## Records contained in a dataset
____

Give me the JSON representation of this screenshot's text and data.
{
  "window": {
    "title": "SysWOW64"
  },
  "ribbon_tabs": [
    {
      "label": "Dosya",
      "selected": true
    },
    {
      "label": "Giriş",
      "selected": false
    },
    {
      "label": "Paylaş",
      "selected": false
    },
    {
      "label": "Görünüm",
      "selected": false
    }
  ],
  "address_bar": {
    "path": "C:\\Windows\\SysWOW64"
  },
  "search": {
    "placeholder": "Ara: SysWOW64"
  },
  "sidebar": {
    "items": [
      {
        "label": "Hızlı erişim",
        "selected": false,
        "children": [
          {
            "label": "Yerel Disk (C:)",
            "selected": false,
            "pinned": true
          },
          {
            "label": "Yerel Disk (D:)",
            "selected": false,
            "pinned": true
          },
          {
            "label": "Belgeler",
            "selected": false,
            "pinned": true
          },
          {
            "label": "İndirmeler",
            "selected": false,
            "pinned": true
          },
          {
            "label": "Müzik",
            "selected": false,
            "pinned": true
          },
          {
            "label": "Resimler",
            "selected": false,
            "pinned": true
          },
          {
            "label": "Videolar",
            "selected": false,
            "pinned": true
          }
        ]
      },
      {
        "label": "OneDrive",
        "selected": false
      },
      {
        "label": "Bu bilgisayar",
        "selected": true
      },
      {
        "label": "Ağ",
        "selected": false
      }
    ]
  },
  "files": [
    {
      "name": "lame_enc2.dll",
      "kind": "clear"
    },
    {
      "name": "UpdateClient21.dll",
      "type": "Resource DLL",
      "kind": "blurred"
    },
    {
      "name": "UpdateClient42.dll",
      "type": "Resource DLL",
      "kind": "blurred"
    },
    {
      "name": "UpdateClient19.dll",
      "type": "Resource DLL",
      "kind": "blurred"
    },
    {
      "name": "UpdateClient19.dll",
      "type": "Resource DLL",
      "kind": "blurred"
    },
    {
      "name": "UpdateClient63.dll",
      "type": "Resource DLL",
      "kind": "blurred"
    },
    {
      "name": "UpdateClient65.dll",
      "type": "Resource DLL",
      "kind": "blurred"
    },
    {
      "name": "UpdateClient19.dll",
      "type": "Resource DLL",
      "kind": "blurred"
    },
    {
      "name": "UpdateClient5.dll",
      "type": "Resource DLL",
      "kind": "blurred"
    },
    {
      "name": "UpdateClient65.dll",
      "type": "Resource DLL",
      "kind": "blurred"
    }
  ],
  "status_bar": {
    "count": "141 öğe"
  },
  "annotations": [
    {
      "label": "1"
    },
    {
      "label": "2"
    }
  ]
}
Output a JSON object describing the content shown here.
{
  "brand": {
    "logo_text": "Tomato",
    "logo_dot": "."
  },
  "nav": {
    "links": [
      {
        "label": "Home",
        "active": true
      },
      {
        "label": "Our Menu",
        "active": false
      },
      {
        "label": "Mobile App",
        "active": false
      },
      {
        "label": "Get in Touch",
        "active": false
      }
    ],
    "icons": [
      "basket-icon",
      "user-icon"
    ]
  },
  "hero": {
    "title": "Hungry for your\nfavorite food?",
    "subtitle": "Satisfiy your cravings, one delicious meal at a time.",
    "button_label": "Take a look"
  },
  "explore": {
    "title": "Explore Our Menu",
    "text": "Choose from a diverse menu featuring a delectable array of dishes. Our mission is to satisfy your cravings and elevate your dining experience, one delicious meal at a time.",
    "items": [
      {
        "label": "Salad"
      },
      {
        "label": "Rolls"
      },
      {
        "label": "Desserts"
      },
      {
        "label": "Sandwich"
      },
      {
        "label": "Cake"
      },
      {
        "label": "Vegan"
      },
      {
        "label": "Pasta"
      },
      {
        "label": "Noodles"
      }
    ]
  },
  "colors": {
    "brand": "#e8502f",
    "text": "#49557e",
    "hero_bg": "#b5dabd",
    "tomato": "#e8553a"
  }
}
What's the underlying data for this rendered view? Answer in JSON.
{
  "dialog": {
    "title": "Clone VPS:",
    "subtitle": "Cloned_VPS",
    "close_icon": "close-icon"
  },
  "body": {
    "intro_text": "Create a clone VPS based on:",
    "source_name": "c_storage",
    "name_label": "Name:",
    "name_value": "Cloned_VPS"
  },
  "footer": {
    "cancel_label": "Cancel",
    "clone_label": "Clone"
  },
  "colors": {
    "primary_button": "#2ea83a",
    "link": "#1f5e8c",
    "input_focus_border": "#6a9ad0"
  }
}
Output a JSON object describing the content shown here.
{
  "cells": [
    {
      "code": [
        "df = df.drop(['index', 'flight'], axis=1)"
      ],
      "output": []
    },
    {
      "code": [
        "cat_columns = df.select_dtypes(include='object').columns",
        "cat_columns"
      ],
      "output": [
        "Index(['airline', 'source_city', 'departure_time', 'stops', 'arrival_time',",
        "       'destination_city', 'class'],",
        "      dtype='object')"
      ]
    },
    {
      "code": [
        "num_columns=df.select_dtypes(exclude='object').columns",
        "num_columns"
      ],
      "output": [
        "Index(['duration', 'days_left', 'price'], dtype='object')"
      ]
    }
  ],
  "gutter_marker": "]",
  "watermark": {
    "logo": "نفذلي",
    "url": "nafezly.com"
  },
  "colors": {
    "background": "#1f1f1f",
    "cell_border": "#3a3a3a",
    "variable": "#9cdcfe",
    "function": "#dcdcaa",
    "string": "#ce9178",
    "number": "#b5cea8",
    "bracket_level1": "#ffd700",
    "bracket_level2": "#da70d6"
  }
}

____

## DIRECTION
Copy out each line exactly as written.

## FINISHED TASK
Give me the JSON representation of this screenshot's text and data.
{
  "window": {
    "title": "SysWOW64"
  },
  "ribbon_tabs": [
    {
      "label": "Dosya",
      "selected": true
    },
    {
      "label": "Giriş",
      "selected": false
    },
    {
      "label": "Paylaş",
      "selected": false
    },
    {
      "label": "Görünüm",
      "selected": false
    }
  ],
  "address_bar": {
    "path": "C:\\Windows\\SysWOW64"
  },
  "search": {
    "placeholder": "Ara: SysWOW64"
  },
  "sidebar": {
    "items": [
      {
        "label": "Hızlı erişim",
        "selected": false,
        "children": [
          {
            "label": "Yerel Disk (C:)",
            "selected": false,
            "pinned": true
          },
          {
            "label": "Yerel Disk (D:)",
            "selected": false,
            "pinned": true
          },
          {
            "label": "Belgeler",
            "selected": false,
            "pinned": true
          },
          {
            "label": "İndirmeler",
            "selected": false,
            "pinned": true
          },
          {
            "label": "Müzik",
            "selected": false,
            "pinned": true
          },
          {
            "label": "Resimler",
            "selected": false,
            "pinned": true
          },
          {
            "label": "Videolar",
            "selected": false,
            "pinned": true
          }
        ]
      },
      {
        "label": "OneDrive",
        "selected": false
      },
      {
        "label": "Bu bilgisayar",
        "selected": true
      },
      {
        "label": "Ağ",
        "selected": false
      }
    ]
  },
  "files": [
    {
      "name": "lame_enc2.dll",
      "kind": "clear"
    },
    {
      "name": "UpdateClient21.dll",
      "type": "Resource DLL",
      "kind": "blurred"
    },
    {
      "name": "UpdateClient42.dll",
      "type": "Resource DLL",
      "kind": "blurred"
    },
    {
      "name": "UpdateClient19.dll",
      "type": "Resource DLL",
      "kind": "blurred"
    },
    {
      "name": "UpdateClient19.dll",
      "type": "Resource DLL",
      "kind": "blurred"
    },
    {
      "name": "UpdateClient63.dll",
      "type": "Resource DLL",
      "kind": "blurred"
    },
    {
      "name": "UpdateClient65.dll",
      "type": "Resource DLL",
      "kind": "blurred"
    },
    {
      "name": "UpdateClient19.dll",
      "type": "Resource DLL",
      "kind": "blurred"
    },
    {
      "name": "UpdateClient5.dll",
      "type": "Resource DLL",
      "kind": "blurred"
    },
    {
      "name": "UpdateClient65.dll",
      "type": "Resource DLL",
      "kind": "blurred"
    }
  ],
  "status_bar": {
    "count": "141 öğe"
  },
  "annotations": [
    {
      "label": "1"
    },
    {
      "label": "2"
    }
  ]
}
Output a JSON object describing the content shown here.
{
  "brand": {
    "logo_text": "Tomato",
    "logo_dot": "."
  },
  "nav": {
    "links": [
      {
        "label": "Home",
        "active": true
      },
      {
        "label": "Our Menu",
        "active": false
      },
      {
        "label": "Mobile App",
        "active": false
      },
      {
        "label": "Get in Touch",
        "active": false
      }
    ],
    "icons": [
      "basket-icon",
      "user-icon"
    ]
  },
  "hero": {
    "title": "Hungry for your\nfavorite food?",
    "subtitle": "Satisfiy your cravings, one delicious meal at a time.",
    "button_label": "Take a look"
  },
  "explore": {
    "title": "Explore Our Menu",
    "text": "Choose from a diverse menu featuring a delectable array of dishes. Our mission is to satisfy your cravings and elevate your dining experience, one delicious meal at a time.",
    "items": [
      {
        "label": "Salad"
      },
      {
        "label": "Rolls"
      },
      {
        "label": "Desserts"
      },
      {
        "label": "Sandwich"
      },
      {
        "label": "Cake"
      },
      {
        "label": "Vegan"
      },
      {
        "label": "Pasta"
      },
      {
        "label": "Noodles"
      }
    ]
  },
  "colors": {
    "brand": "#e8502f",
    "text": "#49557e",
    "hero_bg": "#b5dabd",
    "tomato": "#e8553a"
  }
}
What's the underlying data for this rendered view? Answer in JSON.
{
  "dialog": {
    "title": "Clone VPS:",
    "subtitle": "Cloned_VPS",
    "close_icon": "close-icon"
  },
  "body": {
    "intro_text": "Create a clone VPS based on:",
    "source_name": "c_storage",
    "name_label": "Name:",
    "name_value": "Cloned_VPS"
  },
  "footer": {
    "cancel_label": "Cancel",
    "clone_label": "Clone"
  },
  "colors": {
    "primary_button": "#2ea83a",
    "link": "#1f5e8c",
    "input_focus_border": "#6a9ad0"
  }
}
Output a JSON object describing the content shown here.
{
  "cells": [
    {
      "code": [
        "df = df.drop(['index', 'flight'], axis=1)"
      ],
      "output": []
    },
    {
      "code": [
        "cat_columns = df.select_dtypes(include='object').columns",
        "cat_columns"
      ],
      "output": [
        "Index(['airline', 'source_city', 'departure_time', 'stops', 'arrival_time',",
        "       'destination_city', 'class'],",
        "      dtype='object')"
      ]
    },
    {
      "code": [
        "num_columns=df.select_dtypes(exclude='object').columns",
        "num_columns"
      ],
      "output": [
        "Index(['duration', 'days_left', 'price'], dtype='object')"
      ]
    }
  ],
  "gutter_marker": "]",
  "watermark": {
    "logo": "نفذلي",
    "url": "nafezly.com"
  },
  "colors": {
    "background": "#1f1f1f",
    "cell_border": "#3a3a3a",
    "variable": "#9cdcfe",
    "function": "#dcdcaa",
    "string": "#ce9178",
    "number": "#b5cea8",
    "bracket_level1": "#ffd700",
    "bracket_level2": "#da70d6"
  }
}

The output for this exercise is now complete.